Provided data —
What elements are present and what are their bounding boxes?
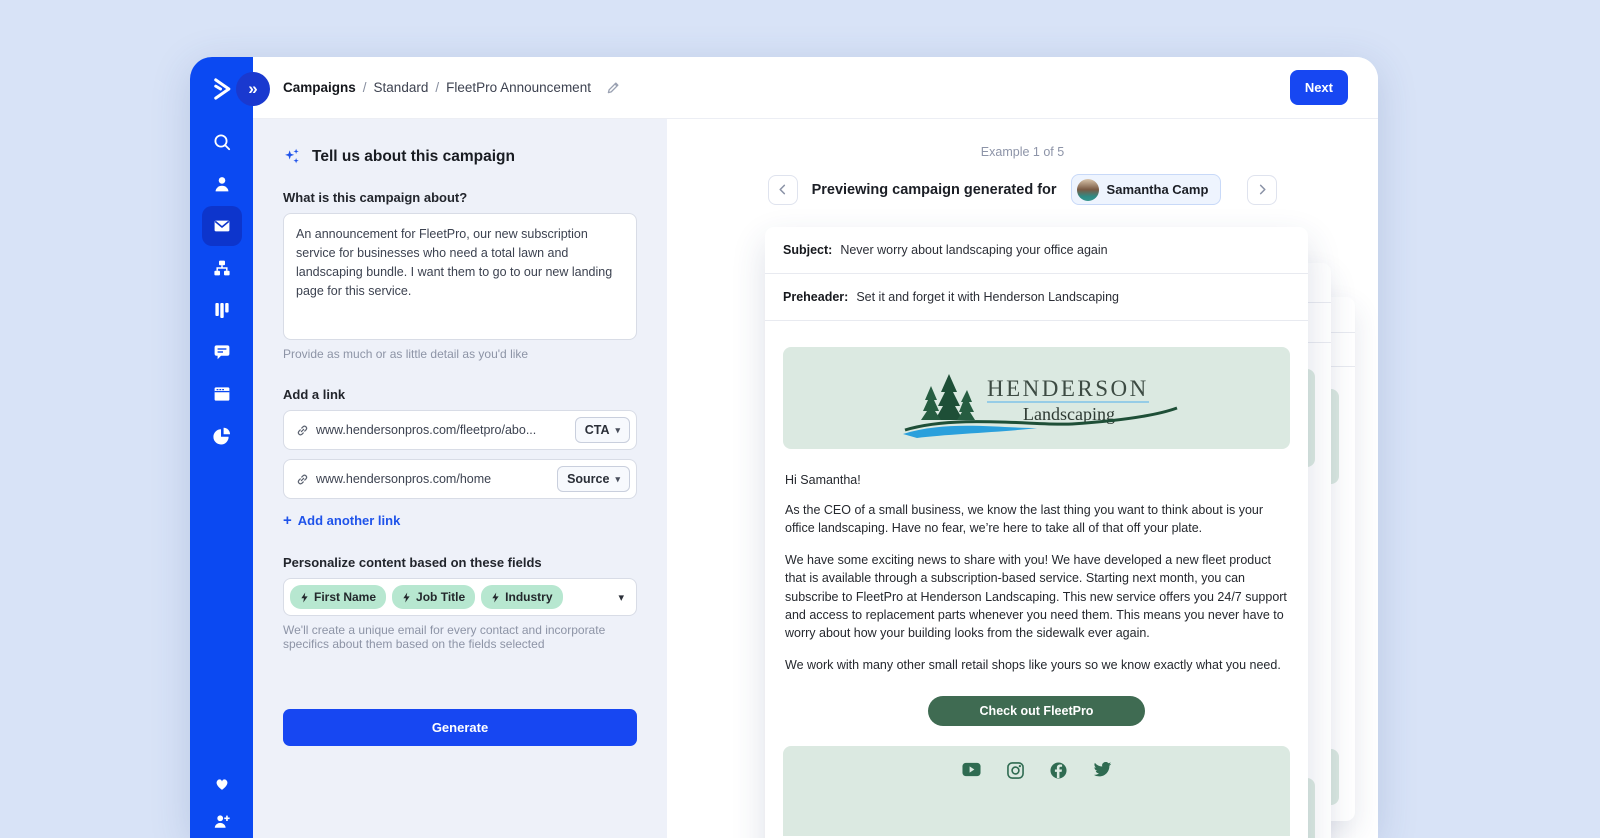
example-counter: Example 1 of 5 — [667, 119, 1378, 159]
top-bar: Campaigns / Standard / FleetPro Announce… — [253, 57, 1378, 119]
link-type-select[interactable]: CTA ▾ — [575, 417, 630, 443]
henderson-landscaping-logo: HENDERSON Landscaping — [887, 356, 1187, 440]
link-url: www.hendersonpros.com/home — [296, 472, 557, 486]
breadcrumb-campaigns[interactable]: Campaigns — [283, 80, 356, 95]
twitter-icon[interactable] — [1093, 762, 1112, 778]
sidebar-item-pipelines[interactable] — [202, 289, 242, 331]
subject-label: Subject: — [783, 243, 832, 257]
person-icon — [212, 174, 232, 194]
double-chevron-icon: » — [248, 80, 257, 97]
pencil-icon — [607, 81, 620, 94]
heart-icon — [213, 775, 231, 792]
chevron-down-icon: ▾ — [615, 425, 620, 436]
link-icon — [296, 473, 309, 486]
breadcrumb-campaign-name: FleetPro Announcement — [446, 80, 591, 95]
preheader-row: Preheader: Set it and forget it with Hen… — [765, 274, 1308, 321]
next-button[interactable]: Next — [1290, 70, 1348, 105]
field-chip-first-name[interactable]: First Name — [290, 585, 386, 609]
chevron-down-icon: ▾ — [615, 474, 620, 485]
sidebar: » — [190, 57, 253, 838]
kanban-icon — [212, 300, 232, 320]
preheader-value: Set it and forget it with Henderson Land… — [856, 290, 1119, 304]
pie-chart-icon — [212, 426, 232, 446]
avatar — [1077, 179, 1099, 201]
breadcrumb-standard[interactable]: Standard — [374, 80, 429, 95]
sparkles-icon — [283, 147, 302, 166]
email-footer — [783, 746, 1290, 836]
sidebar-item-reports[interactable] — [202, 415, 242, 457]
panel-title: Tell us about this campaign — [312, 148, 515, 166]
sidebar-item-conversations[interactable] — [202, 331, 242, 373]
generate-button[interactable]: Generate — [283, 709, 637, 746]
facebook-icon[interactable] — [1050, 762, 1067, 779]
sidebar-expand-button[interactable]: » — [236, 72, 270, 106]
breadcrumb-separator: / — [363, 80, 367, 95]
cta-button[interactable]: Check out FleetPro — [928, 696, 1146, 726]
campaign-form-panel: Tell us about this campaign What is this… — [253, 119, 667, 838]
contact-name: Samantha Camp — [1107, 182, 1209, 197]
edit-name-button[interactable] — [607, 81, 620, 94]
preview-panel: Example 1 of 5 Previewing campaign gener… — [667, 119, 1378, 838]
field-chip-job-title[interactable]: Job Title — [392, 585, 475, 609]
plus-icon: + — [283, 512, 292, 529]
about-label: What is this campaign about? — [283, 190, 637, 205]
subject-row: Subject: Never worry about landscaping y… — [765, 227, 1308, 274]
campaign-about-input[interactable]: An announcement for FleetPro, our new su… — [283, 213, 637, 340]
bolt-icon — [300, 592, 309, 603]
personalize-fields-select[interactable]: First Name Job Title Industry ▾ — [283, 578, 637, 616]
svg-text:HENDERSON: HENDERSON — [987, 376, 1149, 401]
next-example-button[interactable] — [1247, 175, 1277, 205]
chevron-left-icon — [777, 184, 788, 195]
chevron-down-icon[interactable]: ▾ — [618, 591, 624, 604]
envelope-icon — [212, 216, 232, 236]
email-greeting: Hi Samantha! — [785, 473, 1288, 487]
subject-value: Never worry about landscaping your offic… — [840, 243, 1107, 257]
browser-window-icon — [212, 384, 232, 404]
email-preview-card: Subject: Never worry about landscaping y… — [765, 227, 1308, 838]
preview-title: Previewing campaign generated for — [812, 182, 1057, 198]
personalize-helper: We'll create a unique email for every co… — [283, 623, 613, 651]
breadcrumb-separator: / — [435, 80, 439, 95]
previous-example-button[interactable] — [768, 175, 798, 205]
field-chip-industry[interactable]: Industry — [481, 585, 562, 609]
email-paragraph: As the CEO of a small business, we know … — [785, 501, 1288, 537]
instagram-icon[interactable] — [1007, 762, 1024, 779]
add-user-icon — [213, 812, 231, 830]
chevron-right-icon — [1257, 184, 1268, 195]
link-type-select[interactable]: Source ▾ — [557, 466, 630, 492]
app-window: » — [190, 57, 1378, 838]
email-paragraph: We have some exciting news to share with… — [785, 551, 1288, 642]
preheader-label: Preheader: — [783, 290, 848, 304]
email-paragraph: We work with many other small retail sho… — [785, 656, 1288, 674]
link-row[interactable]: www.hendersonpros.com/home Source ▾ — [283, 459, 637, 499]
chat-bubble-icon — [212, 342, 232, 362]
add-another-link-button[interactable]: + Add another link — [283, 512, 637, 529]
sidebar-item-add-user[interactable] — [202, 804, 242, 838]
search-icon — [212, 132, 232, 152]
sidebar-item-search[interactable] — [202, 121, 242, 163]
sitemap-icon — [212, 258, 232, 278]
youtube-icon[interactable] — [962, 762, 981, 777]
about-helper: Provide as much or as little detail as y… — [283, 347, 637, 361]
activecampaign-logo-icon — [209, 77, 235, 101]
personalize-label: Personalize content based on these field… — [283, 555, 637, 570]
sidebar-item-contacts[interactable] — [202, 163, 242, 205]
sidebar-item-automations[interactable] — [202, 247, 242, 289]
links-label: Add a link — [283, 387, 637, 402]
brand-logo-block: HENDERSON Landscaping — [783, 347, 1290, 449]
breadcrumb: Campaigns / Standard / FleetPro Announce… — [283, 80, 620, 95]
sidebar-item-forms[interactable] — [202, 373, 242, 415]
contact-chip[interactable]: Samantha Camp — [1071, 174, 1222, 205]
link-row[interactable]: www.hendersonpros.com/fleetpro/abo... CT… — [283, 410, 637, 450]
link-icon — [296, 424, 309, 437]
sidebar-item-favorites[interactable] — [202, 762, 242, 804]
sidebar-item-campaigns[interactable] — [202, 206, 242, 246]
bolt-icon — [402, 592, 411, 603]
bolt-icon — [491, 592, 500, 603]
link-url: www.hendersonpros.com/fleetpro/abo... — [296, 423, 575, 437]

Exercise directions —
Rewrite the records from the line with "example-counter: Example 1" to the line with "breadcrumb-separator: / — [363, 80, 367, 95]", replacing "chevron-down-icon" with "caret-down-icon" and leaving everything else unchanged.

Full answer —
example-counter: Example 1 of 5 — [667, 119, 1378, 159]
top-bar: Campaigns / Standard / FleetPro Announce… — [253, 57, 1378, 119]
link-type-select[interactable]: CTA ▾ — [575, 417, 630, 443]
henderson-landscaping-logo: HENDERSON Landscaping — [887, 356, 1187, 440]
link-url: www.hendersonpros.com/home — [296, 472, 557, 486]
breadcrumb-campaigns[interactable]: Campaigns — [283, 80, 356, 95]
twitter-icon[interactable] — [1093, 762, 1112, 778]
sidebar-item-pipelines[interactable] — [202, 289, 242, 331]
subject-label: Subject: — [783, 243, 832, 257]
person-icon — [212, 174, 232, 194]
double-chevron-icon: » — [248, 80, 257, 97]
pencil-icon — [607, 81, 620, 94]
heart-icon — [213, 775, 231, 792]
caret-down-icon: ▾ — [615, 425, 620, 436]
link-icon — [296, 473, 309, 486]
breadcrumb-campaign-name: FleetPro Announcement — [446, 80, 591, 95]
preheader-row: Preheader: Set it and forget it with Hen… — [765, 274, 1308, 321]
next-button[interactable]: Next — [1290, 70, 1348, 105]
field-chip-first-name[interactable]: First Name — [290, 585, 386, 609]
caret-down-icon: ▾ — [615, 474, 620, 485]
sidebar: » — [190, 57, 253, 838]
kanban-icon — [212, 300, 232, 320]
preheader-value: Set it and forget it with Henderson Land… — [856, 290, 1119, 304]
pie-chart-icon — [212, 426, 232, 446]
avatar — [1077, 179, 1099, 201]
breadcrumb-standard[interactable]: Standard — [374, 80, 429, 95]
sparkles-icon — [283, 147, 302, 166]
email-footer — [783, 746, 1290, 836]
sidebar-item-reports[interactable] — [202, 415, 242, 457]
panel-title: Tell us about this campaign — [312, 148, 515, 166]
sidebar-item-conversations[interactable] — [202, 331, 242, 373]
generate-button[interactable]: Generate — [283, 709, 637, 746]
facebook-icon[interactable] — [1050, 762, 1067, 779]
sidebar-expand-button[interactable]: » — [236, 72, 270, 106]
breadcrumb-separator: / — [363, 80, 367, 95]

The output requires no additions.